## To do:
Copy out every line in the entries below that includes "name".

## Material shown:
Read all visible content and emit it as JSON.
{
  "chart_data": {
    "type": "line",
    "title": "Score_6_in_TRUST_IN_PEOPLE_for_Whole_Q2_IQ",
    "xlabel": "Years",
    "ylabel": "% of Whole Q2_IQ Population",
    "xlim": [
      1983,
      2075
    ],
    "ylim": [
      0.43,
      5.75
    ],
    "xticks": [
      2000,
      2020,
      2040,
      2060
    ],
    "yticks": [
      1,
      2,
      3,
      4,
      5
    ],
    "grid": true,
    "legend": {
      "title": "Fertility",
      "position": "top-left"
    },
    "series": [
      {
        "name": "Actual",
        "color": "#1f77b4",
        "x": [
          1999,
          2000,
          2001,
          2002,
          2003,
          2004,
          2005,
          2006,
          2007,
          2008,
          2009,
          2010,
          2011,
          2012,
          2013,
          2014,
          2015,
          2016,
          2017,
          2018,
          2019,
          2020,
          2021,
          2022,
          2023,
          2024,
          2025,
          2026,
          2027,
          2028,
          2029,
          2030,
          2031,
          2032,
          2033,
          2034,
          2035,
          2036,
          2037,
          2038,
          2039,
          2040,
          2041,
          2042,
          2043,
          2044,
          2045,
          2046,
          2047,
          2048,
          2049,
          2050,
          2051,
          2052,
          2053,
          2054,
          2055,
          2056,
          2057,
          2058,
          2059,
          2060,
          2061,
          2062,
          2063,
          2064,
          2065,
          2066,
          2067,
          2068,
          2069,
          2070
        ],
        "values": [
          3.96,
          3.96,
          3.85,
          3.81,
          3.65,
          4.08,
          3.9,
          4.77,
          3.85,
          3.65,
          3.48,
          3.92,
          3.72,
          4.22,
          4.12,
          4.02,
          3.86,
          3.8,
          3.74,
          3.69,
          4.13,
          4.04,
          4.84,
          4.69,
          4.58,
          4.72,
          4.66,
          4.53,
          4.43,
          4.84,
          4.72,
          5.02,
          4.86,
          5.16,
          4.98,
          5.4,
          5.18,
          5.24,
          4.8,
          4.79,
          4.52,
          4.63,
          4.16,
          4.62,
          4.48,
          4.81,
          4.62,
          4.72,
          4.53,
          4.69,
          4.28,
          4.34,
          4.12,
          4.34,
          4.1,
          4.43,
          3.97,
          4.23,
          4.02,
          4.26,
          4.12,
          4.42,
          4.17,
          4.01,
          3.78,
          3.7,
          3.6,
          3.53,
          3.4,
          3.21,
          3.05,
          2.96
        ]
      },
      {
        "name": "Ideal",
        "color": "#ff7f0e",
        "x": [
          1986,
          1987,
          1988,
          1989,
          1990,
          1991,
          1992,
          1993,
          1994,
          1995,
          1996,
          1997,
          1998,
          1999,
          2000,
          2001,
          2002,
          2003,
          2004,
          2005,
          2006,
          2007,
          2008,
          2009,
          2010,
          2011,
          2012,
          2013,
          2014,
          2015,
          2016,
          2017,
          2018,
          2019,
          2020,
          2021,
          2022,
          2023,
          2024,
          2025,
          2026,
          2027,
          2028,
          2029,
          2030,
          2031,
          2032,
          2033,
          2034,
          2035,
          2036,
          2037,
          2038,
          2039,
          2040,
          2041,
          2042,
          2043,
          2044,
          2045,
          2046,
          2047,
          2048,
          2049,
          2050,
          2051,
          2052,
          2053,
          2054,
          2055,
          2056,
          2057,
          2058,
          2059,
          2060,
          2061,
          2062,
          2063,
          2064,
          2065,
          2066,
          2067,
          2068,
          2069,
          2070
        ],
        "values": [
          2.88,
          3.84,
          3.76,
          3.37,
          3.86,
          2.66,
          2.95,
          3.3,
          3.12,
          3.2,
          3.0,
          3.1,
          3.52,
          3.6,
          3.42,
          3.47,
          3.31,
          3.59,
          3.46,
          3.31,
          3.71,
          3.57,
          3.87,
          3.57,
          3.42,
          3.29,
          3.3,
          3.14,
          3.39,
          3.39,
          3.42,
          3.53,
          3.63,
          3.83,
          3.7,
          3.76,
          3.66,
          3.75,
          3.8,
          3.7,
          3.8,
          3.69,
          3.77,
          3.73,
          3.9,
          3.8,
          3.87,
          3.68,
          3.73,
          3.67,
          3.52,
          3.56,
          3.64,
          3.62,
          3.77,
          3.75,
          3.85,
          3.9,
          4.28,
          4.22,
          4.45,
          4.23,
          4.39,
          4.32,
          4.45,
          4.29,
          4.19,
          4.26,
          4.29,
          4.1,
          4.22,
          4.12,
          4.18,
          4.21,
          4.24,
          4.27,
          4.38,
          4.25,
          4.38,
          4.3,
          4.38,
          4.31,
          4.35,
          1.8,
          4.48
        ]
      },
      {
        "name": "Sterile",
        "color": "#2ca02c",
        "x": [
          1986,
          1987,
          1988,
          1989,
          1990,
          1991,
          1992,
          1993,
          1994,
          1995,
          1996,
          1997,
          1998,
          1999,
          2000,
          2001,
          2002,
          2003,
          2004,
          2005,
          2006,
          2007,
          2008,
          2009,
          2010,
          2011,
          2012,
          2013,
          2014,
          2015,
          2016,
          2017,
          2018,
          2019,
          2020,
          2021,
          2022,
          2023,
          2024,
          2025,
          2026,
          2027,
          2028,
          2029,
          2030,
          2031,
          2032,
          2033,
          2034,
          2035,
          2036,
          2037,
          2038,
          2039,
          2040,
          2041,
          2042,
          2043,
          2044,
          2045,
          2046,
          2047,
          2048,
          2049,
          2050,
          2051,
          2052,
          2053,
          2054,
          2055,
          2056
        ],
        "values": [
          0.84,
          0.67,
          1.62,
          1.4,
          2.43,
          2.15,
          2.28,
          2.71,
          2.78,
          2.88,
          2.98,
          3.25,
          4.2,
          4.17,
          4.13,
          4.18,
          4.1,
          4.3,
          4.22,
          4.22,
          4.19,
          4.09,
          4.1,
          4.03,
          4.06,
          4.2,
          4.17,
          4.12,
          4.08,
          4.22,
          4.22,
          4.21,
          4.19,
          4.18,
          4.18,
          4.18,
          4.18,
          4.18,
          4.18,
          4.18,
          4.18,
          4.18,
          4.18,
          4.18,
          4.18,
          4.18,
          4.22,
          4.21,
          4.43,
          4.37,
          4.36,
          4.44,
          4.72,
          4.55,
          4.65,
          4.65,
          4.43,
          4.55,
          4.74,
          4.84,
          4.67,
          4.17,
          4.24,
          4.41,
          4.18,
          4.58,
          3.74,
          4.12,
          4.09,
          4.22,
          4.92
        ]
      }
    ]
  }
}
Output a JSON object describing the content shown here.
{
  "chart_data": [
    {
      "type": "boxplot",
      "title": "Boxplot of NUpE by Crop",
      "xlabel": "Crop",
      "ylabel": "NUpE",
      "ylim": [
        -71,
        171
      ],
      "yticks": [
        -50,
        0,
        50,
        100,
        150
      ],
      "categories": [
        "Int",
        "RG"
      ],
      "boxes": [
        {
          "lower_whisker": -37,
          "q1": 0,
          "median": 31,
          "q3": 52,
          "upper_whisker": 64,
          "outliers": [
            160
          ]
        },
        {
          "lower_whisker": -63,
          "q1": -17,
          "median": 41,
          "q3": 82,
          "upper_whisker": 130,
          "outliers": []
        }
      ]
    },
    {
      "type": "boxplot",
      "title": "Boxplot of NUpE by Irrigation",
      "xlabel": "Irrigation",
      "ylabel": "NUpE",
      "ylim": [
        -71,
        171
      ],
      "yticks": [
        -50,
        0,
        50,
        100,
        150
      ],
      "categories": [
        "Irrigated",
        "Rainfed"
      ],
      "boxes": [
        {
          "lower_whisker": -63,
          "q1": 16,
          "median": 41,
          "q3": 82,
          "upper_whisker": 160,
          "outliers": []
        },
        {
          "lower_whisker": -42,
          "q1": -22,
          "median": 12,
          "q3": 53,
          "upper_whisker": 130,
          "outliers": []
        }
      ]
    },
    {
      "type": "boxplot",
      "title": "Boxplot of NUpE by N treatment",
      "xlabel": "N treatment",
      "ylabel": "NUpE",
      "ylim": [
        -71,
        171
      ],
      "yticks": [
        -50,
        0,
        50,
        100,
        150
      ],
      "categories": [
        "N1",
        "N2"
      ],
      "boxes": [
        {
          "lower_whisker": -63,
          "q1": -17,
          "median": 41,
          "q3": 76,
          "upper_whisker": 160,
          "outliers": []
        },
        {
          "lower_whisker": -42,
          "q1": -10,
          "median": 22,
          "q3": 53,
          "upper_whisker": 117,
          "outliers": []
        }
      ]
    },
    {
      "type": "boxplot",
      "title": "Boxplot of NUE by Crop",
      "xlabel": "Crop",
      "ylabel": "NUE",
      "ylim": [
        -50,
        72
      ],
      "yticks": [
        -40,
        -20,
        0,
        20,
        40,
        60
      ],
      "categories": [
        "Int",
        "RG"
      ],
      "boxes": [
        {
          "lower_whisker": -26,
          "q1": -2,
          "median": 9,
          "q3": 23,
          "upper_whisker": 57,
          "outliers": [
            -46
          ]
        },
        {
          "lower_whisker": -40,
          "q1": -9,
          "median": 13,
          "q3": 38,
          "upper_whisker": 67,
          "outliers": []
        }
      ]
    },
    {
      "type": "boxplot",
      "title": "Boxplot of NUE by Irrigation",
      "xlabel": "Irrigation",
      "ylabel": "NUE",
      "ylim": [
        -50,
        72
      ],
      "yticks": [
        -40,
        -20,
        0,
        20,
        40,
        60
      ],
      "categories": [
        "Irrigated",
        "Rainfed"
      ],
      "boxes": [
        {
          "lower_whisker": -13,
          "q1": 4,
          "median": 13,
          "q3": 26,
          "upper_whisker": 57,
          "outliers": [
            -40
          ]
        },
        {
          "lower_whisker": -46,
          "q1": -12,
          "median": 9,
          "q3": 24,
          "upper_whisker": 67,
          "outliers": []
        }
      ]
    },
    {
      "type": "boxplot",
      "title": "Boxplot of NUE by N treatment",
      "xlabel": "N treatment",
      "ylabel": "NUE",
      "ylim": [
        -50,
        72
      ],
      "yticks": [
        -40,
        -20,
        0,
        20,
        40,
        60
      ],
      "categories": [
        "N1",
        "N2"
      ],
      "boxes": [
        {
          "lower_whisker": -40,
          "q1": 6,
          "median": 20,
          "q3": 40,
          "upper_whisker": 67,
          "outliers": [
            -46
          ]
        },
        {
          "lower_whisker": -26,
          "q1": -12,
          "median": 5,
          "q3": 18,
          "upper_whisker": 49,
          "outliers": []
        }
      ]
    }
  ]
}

## Solution for this exercise:
        "name": "Actual",
        "name": "Ideal",
        "name": "Sterile",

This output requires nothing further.